§ **Provided material**:
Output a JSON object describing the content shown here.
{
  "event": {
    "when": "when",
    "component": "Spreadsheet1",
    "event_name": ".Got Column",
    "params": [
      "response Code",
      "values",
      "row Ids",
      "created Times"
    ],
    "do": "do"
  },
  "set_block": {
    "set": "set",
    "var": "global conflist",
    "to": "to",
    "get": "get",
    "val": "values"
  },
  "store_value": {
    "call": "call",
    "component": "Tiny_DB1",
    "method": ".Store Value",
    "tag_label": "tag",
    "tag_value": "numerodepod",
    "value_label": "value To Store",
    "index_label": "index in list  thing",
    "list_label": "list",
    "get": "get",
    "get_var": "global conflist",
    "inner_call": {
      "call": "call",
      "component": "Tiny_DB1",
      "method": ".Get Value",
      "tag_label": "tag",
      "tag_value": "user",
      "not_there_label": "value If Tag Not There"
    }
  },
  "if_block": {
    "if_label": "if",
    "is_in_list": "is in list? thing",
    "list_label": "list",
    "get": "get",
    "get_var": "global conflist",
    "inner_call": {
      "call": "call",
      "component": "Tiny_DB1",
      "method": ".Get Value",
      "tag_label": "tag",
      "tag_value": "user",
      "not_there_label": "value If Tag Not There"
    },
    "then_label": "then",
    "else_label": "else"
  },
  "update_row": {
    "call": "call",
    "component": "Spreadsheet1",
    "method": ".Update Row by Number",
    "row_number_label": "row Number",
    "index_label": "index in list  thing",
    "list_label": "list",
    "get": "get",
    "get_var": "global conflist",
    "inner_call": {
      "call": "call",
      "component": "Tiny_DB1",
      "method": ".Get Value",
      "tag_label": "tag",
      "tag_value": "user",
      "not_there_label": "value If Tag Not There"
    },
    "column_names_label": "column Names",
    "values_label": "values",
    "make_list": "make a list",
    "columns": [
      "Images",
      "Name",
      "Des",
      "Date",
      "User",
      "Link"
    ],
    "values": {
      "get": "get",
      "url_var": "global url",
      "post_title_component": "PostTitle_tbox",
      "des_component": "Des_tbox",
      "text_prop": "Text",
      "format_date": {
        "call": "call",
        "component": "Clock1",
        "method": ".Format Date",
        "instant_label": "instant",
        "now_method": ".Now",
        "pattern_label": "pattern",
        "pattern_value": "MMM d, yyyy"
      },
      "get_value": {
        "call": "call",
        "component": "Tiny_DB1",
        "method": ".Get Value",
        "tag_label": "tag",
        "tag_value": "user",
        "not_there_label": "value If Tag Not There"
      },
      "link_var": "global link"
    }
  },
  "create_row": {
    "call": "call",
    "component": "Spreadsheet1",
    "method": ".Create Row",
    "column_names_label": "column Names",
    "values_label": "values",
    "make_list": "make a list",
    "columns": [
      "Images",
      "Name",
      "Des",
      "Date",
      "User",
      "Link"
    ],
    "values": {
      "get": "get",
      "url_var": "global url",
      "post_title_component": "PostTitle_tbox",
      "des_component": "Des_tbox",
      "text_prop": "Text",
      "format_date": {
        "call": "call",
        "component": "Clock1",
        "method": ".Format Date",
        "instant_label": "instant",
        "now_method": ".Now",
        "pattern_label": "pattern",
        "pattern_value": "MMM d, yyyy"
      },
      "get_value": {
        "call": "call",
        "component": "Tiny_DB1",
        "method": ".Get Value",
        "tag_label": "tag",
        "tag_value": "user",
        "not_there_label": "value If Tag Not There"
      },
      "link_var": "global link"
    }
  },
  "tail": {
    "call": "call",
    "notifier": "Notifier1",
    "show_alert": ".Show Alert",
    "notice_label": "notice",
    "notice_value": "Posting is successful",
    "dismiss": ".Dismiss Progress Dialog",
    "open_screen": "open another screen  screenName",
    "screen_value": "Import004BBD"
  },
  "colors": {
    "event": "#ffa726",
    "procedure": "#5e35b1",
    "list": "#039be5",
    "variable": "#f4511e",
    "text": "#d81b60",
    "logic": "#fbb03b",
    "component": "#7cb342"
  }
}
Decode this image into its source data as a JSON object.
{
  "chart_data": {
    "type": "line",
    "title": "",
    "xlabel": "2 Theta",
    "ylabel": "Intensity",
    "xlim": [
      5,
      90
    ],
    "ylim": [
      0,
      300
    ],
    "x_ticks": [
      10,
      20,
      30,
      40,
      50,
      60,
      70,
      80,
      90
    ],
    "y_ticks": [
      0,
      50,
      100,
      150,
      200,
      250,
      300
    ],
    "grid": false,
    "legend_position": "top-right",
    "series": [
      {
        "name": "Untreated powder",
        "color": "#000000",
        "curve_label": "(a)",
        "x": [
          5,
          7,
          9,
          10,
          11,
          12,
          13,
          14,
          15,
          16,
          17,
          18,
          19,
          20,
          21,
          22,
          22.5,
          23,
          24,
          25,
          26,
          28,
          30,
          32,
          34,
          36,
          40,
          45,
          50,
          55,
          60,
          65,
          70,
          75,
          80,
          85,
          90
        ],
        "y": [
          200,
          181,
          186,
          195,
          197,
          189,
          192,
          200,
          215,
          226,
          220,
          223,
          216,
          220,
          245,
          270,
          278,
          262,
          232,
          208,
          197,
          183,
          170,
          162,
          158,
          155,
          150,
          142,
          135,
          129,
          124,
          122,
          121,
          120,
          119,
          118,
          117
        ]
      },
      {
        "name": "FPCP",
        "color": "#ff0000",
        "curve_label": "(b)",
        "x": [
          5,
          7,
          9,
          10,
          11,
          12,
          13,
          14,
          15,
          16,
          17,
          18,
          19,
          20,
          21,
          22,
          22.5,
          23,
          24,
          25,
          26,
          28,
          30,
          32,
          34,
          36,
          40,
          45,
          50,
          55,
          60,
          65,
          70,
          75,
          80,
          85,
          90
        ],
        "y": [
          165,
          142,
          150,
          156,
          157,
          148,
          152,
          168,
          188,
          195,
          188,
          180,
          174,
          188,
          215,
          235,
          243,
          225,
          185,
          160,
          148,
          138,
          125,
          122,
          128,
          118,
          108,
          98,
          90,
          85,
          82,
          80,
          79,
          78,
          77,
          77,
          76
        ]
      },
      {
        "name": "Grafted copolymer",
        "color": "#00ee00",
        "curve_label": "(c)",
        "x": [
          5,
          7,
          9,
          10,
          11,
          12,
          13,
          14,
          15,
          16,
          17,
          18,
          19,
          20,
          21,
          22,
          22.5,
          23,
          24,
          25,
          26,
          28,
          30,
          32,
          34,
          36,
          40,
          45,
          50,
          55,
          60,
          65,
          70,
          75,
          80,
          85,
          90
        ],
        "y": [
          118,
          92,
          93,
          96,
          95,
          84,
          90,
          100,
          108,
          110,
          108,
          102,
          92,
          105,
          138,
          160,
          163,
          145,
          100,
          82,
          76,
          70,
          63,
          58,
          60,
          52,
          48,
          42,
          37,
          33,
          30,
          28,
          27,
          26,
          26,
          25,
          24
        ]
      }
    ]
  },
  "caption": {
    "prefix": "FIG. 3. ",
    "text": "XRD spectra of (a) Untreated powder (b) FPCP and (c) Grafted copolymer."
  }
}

§ **Work to be completed**: Extract the complete listing verbatim.

§ **Output for this task**:
Output a JSON object describing the content shown here.
{
  "event": {
    "when": "when",
    "component": "Spreadsheet1",
    "event_name": ".Got Column",
    "params": [
      "response Code",
      "values",
      "row Ids",
      "created Times"
    ],
    "do": "do"
  },
  "set_block": {
    "set": "set",
    "var": "global conflist",
    "to": "to",
    "get": "get",
    "val": "values"
  },
  "store_value": {
    "call": "call",
    "component": "Tiny_DB1",
    "method": ".Store Value",
    "tag_label": "tag",
    "tag_value": "numerodepod",
    "value_label": "value To Store",
    "index_label": "index in list  thing",
    "list_label": "list",
    "get": "get",
    "get_var": "global conflist",
    "inner_call": {
      "call": "call",
      "component": "Tiny_DB1",
      "method": ".Get Value",
      "tag_label": "tag",
      "tag_value": "user",
      "not_there_label": "value If Tag Not There"
    }
  },
  "if_block": {
    "if_label": "if",
    "is_in_list": "is in list? thing",
    "list_label": "list",
    "get": "get",
    "get_var": "global conflist",
    "inner_call": {
      "call": "call",
      "component": "Tiny_DB1",
      "method": ".Get Value",
      "tag_label": "tag",
      "tag_value": "user",
      "not_there_label": "value If Tag Not There"
    },
    "then_label": "then",
    "else_label": "else"
  },
  "update_row": {
    "call": "call",
    "component": "Spreadsheet1",
    "method": ".Update Row by Number",
    "row_number_label": "row Number",
    "index_label": "index in list  thing",
    "list_label": "list",
    "get": "get",
    "get_var": "global conflist",
    "inner_call": {
      "call": "call",
      "component": "Tiny_DB1",
      "method": ".Get Value",
      "tag_label": "tag",
      "tag_value": "user",
      "not_there_label": "value If Tag Not There"
    },
    "column_names_label": "column Names",
    "values_label": "values",
    "make_list": "make a list",
    "columns": [
      "Images",
      "Name",
      "Des",
      "Date",
      "User",
      "Link"
    ],
    "values": {
      "get": "get",
      "url_var": "global url",
      "post_title_component": "PostTitle_tbox",
      "des_component": "Des_tbox",
      "text_prop": "Text",
      "format_date": {
        "call": "call",
        "component": "Clock1",
        "method": ".Format Date",
        "instant_label": "instant",
        "now_method": ".Now",
        "pattern_label": "pattern",
        "pattern_value": "MMM d, yyyy"
      },
      "get_value": {
        "call": "call",
        "component": "Tiny_DB1",
        "method": ".Get Value",
        "tag_label": "tag",
        "tag_value": "user",
        "not_there_label": "value If Tag Not There"
      },
      "link_var": "global link"
    }
  },
  "create_row": {
    "call": "call",
    "component": "Spreadsheet1",
    "method": ".Create Row",
    "column_names_label": "column Names",
    "values_label": "values",
    "make_list": "make a list",
    "columns": [
      "Images",
      "Name",
      "Des",
      "Date",
      "User",
      "Link"
    ],
    "values": {
      "get": "get",
      "url_var": "global url",
      "post_title_component": "PostTitle_tbox",
      "des_component": "Des_tbox",
      "text_prop": "Text",
      "format_date": {
        "call": "call",
        "component": "Clock1",
        "method": ".Format Date",
        "instant_label": "instant",
        "now_method": ".Now",
        "pattern_label": "pattern",
        "pattern_value": "MMM d, yyyy"
      },
      "get_value": {
        "call": "call",
        "component": "Tiny_DB1",
        "method": ".Get Value",
        "tag_label": "tag",
        "tag_value": "user",
        "not_there_label": "value If Tag Not There"
      },
      "link_var": "global link"
    }
  },
  "tail": {
    "call": "call",
    "notifier": "Notifier1",
    "show_alert": ".Show Alert",
    "notice_label": "notice",
    "notice_value": "Posting is successful",
    "dismiss": ".Dismiss Progress Dialog",
    "open_screen": "open another screen  screenName",
    "screen_value": "Import004BBD"
  },
  "colors": {
    "event": "#ffa726",
    "procedure": "#5e35b1",
    "list": "#039be5",
    "variable": "#f4511e",
    "text": "#d81b60",
    "logic": "#fbb03b",
    "component": "#7cb342"
  }
}
Decode this image into its source data as a JSON object.
{
  "chart_data": {
    "type": "line",
    "title": "",
    "xlabel": "2 Theta",
    "ylabel": "Intensity",
    "xlim": [
      5,
      90
    ],
    "ylim": [
      0,
      300
    ],
    "x_ticks": [
      10,
      20,
      30,
      40,
      50,
      60,
      70,
      80,
      90
    ],
    "y_ticks": [
      0,
      50,
      100,
      150,
      200,
      250,
      300
    ],
    "grid": false,
    "legend_position": "top-right",
    "series": [
      {
        "name": "Untreated powder",
        "color": "#000000",
        "curve_label": "(a)",
        "x": [
          5,
          7,
          9,
          10,
          11,
          12,
          13,
          14,
          15,
          16,
          17,
          18,
          19,
          20,
          21,
          22,
          22.5,
          23,
          24,
          25,
          26,
          28,
          30,
          32,
          34,
          36,
          40,
          45,
          50,
          55,
          60,
          65,
          70,
          75,
          80,
          85,
          90
        ],
        "y": [
          200,
          181,
          186,
          195,
          197,
          189,
          192,
          200,
          215,
          226,
          220,
          223,
          216,
          220,
          245,
          270,
          278,
          262,
          232,
          208,
          197,
          183,
          170,
          162,
          158,
          155,
          150,
          142,
          135,
          129,
          124,
          122,
          121,
          120,
          119,
          118,
          117
        ]
      },
      {
        "name": "FPCP",
        "color": "#ff0000",
        "curve_label": "(b)",
        "x": [
          5,
          7,
          9,
          10,
          11,
          12,
          13,
          14,
          15,
          16,
          17,
          18,
          19,
          20,
          21,
          22,
          22.5,
          23,
          24,
          25,
          26,
          28,
          30,
          32,
          34,
          36,
          40,
          45,
          50,
          55,
          60,
          65,
          70,
          75,
          80,
          85,
          90
        ],
        "y": [
          165,
          142,
          150,
          156,
          157,
          148,
          152,
          168,
          188,
          195,
          188,
          180,
          174,
          188,
          215,
          235,
          243,
          225,
          185,
          160,
          148,
          138,
          125,
          122,
          128,
          118,
          108,
          98,
          90,
          85,
          82,
          80,
          79,
          78,
          77,
          77,
          76
        ]
      },
      {
        "name": "Grafted copolymer",
        "color": "#00ee00",
        "curve_label": "(c)",
        "x": [
          5,
          7,
          9,
          10,
          11,
          12,
          13,
          14,
          15,
          16,
          17,
          18,
          19,
          20,
          21,
          22,
          22.5,
          23,
          24,
          25,
          26,
          28,
          30,
          32,
          34,
          36,
          40,
          45,
          50,
          55,
          60,
          65,
          70,
          75,
          80,
          85,
          90
        ],
        "y": [
          118,
          92,
          93,
          96,
          95,
          84,
          90,
          100,
          108,
          110,
          108,
          102,
          92,
          105,
          138,
          160,
          163,
          145,
          100,
          82,
          76,
          70,
          63,
          58,
          60,
          52,
          48,
          42,
          37,
          33,
          30,
          28,
          27,
          26,
          26,
          25,
          24
        ]
      }
    ]
  },
  "caption": {
    "prefix": "FIG. 3. ",
    "text": "XRD spectra of (a) Untreated powder (b) FPCP and (c) Grafted copolymer."
  }
}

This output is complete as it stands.